## TASK DIRECTIONS
Copy the data word for word, keeping every line.

(Extracted records)
*****

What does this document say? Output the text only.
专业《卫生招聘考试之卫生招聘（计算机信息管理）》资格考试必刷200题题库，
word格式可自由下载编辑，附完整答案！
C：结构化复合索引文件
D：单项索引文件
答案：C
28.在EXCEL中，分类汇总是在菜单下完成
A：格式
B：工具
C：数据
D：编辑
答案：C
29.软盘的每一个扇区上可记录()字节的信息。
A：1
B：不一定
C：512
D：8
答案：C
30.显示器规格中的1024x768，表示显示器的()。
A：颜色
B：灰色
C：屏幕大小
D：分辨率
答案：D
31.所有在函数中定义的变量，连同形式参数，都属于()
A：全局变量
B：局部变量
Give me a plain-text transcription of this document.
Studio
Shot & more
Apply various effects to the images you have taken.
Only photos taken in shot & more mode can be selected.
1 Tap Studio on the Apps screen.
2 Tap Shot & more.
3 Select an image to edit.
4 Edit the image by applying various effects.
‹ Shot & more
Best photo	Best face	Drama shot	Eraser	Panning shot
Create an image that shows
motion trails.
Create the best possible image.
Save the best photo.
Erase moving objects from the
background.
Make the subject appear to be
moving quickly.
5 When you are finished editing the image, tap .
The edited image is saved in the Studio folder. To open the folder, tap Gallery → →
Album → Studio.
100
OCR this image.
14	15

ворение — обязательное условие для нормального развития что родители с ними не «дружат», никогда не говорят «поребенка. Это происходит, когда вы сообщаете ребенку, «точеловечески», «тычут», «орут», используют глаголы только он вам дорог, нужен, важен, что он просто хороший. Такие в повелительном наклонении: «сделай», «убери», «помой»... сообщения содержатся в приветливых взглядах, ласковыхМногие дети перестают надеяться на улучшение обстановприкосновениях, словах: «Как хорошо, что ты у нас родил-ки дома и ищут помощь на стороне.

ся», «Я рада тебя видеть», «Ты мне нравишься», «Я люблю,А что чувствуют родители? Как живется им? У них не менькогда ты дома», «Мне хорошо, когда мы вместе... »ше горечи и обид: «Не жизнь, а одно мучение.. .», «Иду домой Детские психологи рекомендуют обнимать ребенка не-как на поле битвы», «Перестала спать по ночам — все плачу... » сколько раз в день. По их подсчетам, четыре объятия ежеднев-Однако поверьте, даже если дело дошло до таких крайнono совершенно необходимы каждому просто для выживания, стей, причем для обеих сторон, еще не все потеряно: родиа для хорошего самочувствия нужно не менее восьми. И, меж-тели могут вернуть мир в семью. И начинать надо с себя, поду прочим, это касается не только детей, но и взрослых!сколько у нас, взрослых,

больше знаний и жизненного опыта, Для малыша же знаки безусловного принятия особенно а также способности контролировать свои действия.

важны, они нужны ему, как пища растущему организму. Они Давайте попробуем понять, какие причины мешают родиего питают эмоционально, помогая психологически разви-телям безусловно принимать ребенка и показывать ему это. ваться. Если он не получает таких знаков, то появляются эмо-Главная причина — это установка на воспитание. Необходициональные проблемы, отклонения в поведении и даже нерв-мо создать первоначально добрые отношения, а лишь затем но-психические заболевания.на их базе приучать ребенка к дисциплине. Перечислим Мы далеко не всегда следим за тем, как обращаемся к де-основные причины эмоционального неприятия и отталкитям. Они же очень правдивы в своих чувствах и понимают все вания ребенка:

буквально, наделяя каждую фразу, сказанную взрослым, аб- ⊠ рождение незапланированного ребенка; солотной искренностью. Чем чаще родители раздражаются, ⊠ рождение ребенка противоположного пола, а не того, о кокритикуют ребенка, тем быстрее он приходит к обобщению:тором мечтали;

*****

## EXERCISE ANSWER
What does this document say? Output the text only.
专业《卫生招聘考试之卫生招聘（计算机信息管理）》资格考试必刷200题题库，
word格式可自由下载编辑，附完整答案！
C：结构化复合索引文件
D：单项索引文件
答案：C
28.在EXCEL中，分类汇总是在菜单下完成
A：格式
B：工具
C：数据
D：编辑
答案：C
29.软盘的每一个扇区上可记录()字节的信息。
A：1
B：不一定
C：512
D：8
答案：C
30.显示器规格中的1024x768，表示显示器的()。
A：颜色
B：灰色
C：屏幕大小
D：分辨率
答案：D
31.所有在函数中定义的变量，连同形式参数，都属于()
A：全局变量
B：局部变量
Give me a plain-text transcription of this document.
Studio
Shot & more
Apply various effects to the images you have taken.
Only photos taken in shot & more mode can be selected.
1 Tap Studio on the Apps screen.
2 Tap Shot & more.
3 Select an image to edit.
4 Edit the image by applying various effects.
‹ Shot & more
Best photo	Best face	Drama shot	Eraser	Panning shot
Create an image that shows
motion trails.
Create the best possible image.
Save the best photo.
Erase moving objects from the
background.
Make the subject appear to be
moving quickly.
5 When you are finished editing the image, tap .
The edited image is saved in the Studio folder. To open the folder, tap Gallery → →
Album → Studio.
100
OCR this image.
14	15

ворение — обязательное условие для нормального развития что родители с ними не «дружат», никогда не говорят «поребенка. Это происходит, когда вы сообщаете ребенку, «точеловечески», «тычут», «орут», используют глаголы только он вам дорог, нужен, важен, что он просто хороший. Такие в повелительном наклонении: «сделай», «убери», «помой»... сообщения содержатся в приветливых взглядах, ласковыхМногие дети перестают надеяться на улучшение обстановприкосновениях, словах: «Как хорошо, что ты у нас родил-ки дома и ищут помощь на стороне.

ся», «Я рада тебя видеть», «Ты мне нравишься», «Я люблю,А что чувствуют родители? Как живется им? У них не менькогда ты дома», «Мне хорошо, когда мы вместе... »ше горечи и обид: «Не жизнь, а одно мучение.. .», «Иду домой Детские психологи рекомендуют обнимать ребенка не-как на поле битвы», «Перестала спать по ночам — все плачу... » сколько раз в день. По их подсчетам, четыре объятия ежеднев-Однако поверьте, даже если дело дошло до таких крайнono совершенно необходимы каждому просто для выживания, стей, причем для обеих сторон, еще не все потеряно: родиа для хорошего самочувствия нужно не менее восьми. И, меж-тели могут вернуть мир в семью. И начинать надо с себя, поду прочим, это касается не только детей, но и взрослых!сколько у нас, взрослых,

больше знаний и жизненного опыта, Для малыша же знаки безусловного принятия особенно а также способности контролировать свои действия.

важны, они нужны ему, как пища растущему организму. Они Давайте попробуем понять, какие причины мешают родиего питают эмоционально, помогая психологически разви-телям безусловно принимать ребенка и показывать ему это. ваться. Если он не получает таких знаков, то появляются эмо-Главная причина — это установка на воспитание. Необходициональные проблемы, отклонения в поведении и даже нерв-мо создать первоначально добрые отношения, а лишь затем но-психические заболевания.на их базе приучать ребенка к дисциплине. Перечислим Мы далеко не всегда следим за тем, как обращаемся к де-основные причины эмоционального неприятия и отталкитям. Они же очень правдивы в своих чувствах и понимают все вания ребенка:

буквально, наделяя каждую фразу, сказанную взрослым, аб- ⊠ рождение незапланированного ребенка; солотной искренностью. Чем чаще родители раздражаются, ⊠ рождение ребенка противоположного пола, а не того, о кокритикуют ребенка, тем быстрее он приходит к обобщению:тором мечтали;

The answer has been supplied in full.